**Your instructions:** Leave out the pictures and copy every record exactly.
━━━━━━━━
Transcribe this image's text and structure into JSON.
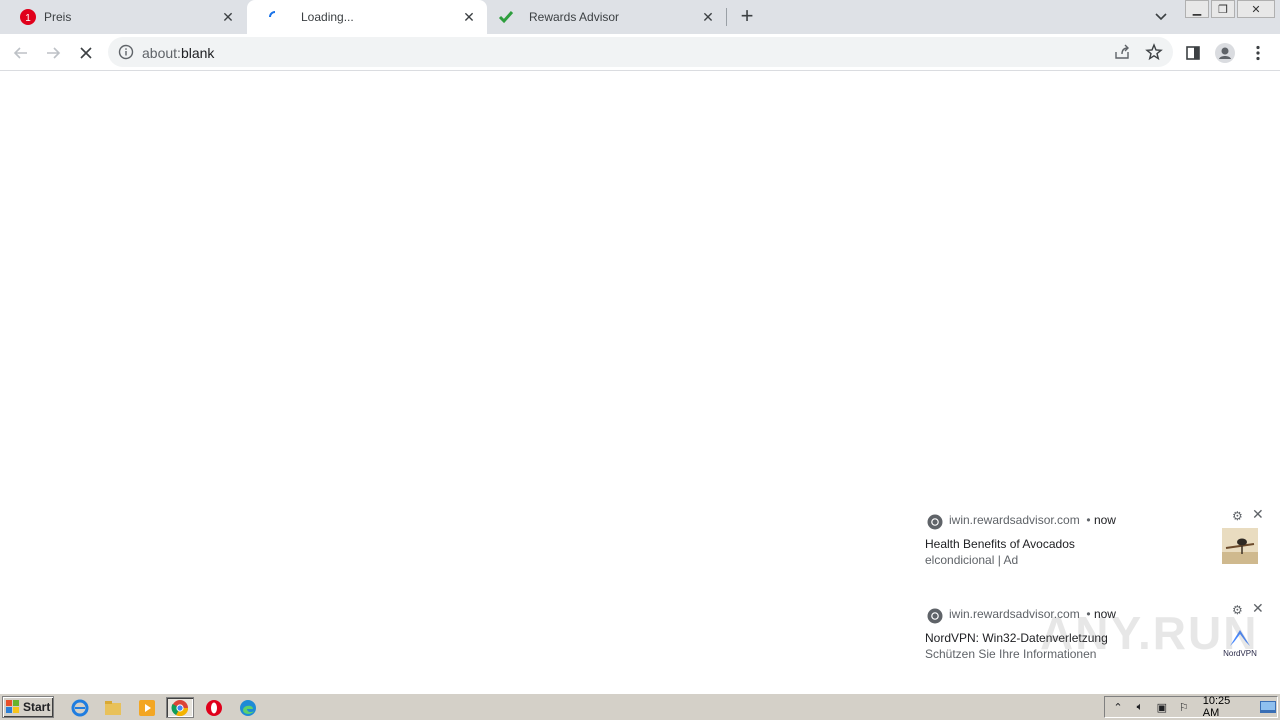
{
  "tabs": [
    {
      "label": "Preis",
      "favicon": "opera-badge-icon",
      "active": false
    },
    {
      "label": "Loading...",
      "favicon": "loading-spinner-icon",
      "active": true
    },
    {
      "label": "Rewards Advisor",
      "favicon": "green-check-icon",
      "active": false
    }
  ],
  "opera_badge_text": "1",
  "address": {
    "scheme": "about:",
    "rest": "blank"
  },
  "notifications": [
    {
      "source": "iwin.rewardsadvisor.com",
      "separator": "•",
      "time": "now",
      "title": "Health Benefits of Avocados",
      "body": "elcondicional | Ad",
      "thumb": "bird-on-branch-image"
    },
    {
      "source": "iwin.rewardsadvisor.com",
      "separator": "•",
      "time": "now",
      "title": "NordVPN: Win32-Datenverletzung",
      "body": "Schützen Sie Ihre Informationen",
      "thumb": "nordvpn-logo",
      "thumb_label": "NordVPN"
    }
  ],
  "watermark": "ANY.RUN",
  "taskbar": {
    "start_label": "Start",
    "apps": [
      "ie-icon",
      "explorer-folder-icon",
      "media-player-icon",
      "chrome-icon",
      "opera-icon",
      "edge-icon"
    ],
    "clock": "10:25 AM"
  },
  "colors": {
    "tabstrip": "#dee1e6",
    "omnibox": "#f1f3f4",
    "opera_red": "#e0001b",
    "taskbar": "#d4d0c8"
  }
}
━━━━━━━━
**Solution to this problem:**
Transcribe this image's text and structure into JSON.
{
  "tabs": [
    {
      "label": "Preis",
      "favicon": "opera-badge-icon",
      "active": false
    },
    {
      "label": "Loading...",
      "favicon": "loading-spinner-icon",
      "active": true
    },
    {
      "label": "Rewards Advisor",
      "favicon": "green-check-icon",
      "active": false
    }
  ],
  "opera_badge_text": "1",
  "address": {
    "scheme": "about:",
    "rest": "blank"
  },
  "notifications": [
    {
      "source": "iwin.rewardsadvisor.com",
      "separator": "•",
      "time": "now",
      "title": "Health Benefits of Avocados",
      "body": "elcondicional | Ad",
      "thumb": "bird-on-branch-image"
    },
    {
      "source": "iwin.rewardsadvisor.com",
      "separator": "•",
      "time": "now",
      "title": "NordVPN: Win32-Datenverletzung",
      "body": "Schützen Sie Ihre Informationen",
      "thumb": "nordvpn-logo",
      "thumb_label": "NordVPN"
    }
  ],
  "watermark": "ANY.RUN",
  "taskbar": {
    "start_label": "Start",
    "apps": [
      "ie-icon",
      "explorer-folder-icon",
      "media-player-icon",
      "chrome-icon",
      "opera-icon",
      "edge-icon"
    ],
    "clock": "10:25 AM"
  },
  "colors": {
    "tabstrip": "#dee1e6",
    "omnibox": "#f1f3f4",
    "opera_red": "#e0001b",
    "taskbar": "#d4d0c8"
  }
}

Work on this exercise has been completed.